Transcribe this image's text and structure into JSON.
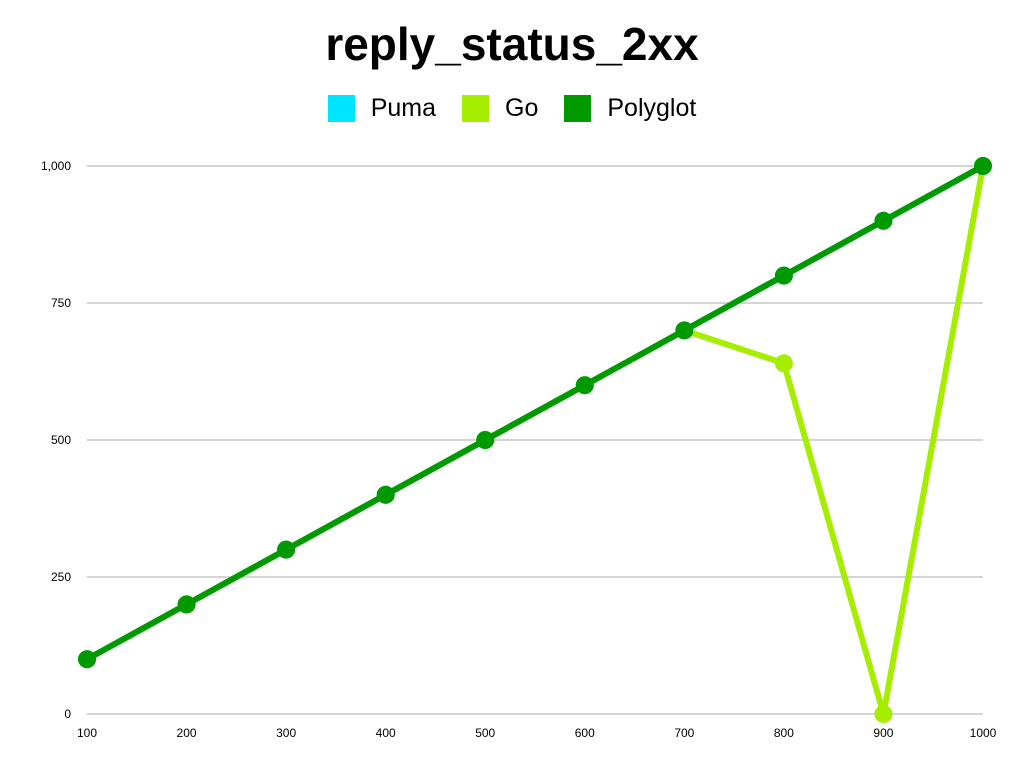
{
  "chart_data": {
    "type": "line",
    "title": "reply_status_2xx",
    "xlabel": "",
    "ylabel": "",
    "x": [
      100,
      200,
      300,
      400,
      500,
      600,
      700,
      800,
      900,
      1000
    ],
    "x_tick_labels": [
      "100",
      "200",
      "300",
      "400",
      "500",
      "600",
      "700",
      "800",
      "900",
      "1000"
    ],
    "y_ticks": [
      0,
      250,
      500,
      750,
      1000
    ],
    "y_tick_labels": [
      "0",
      "250",
      "500",
      "750",
      "1,000"
    ],
    "xlim": [
      100,
      1000
    ],
    "ylim": [
      0,
      1000
    ],
    "grid": "horizontal",
    "legend_position": "top-center",
    "series": [
      {
        "name": "Puma",
        "color": "#00e5ff",
        "values": [
          100,
          200,
          300,
          400,
          500,
          600,
          700,
          800,
          900,
          1000
        ]
      },
      {
        "name": "Go",
        "color": "#a6ee00",
        "values": [
          100,
          200,
          300,
          400,
          500,
          600,
          700,
          640,
          0,
          1000
        ]
      },
      {
        "name": "Polyglot",
        "color": "#009900",
        "values": [
          100,
          200,
          300,
          400,
          500,
          600,
          700,
          800,
          900,
          1000
        ]
      }
    ]
  }
}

• **Your task**:
Pull out every line in the material above where "color" occurs.

• **Written response**:
        "color": "#00e5ff",
        "color": "#a6ee00",
        "color": "#009900",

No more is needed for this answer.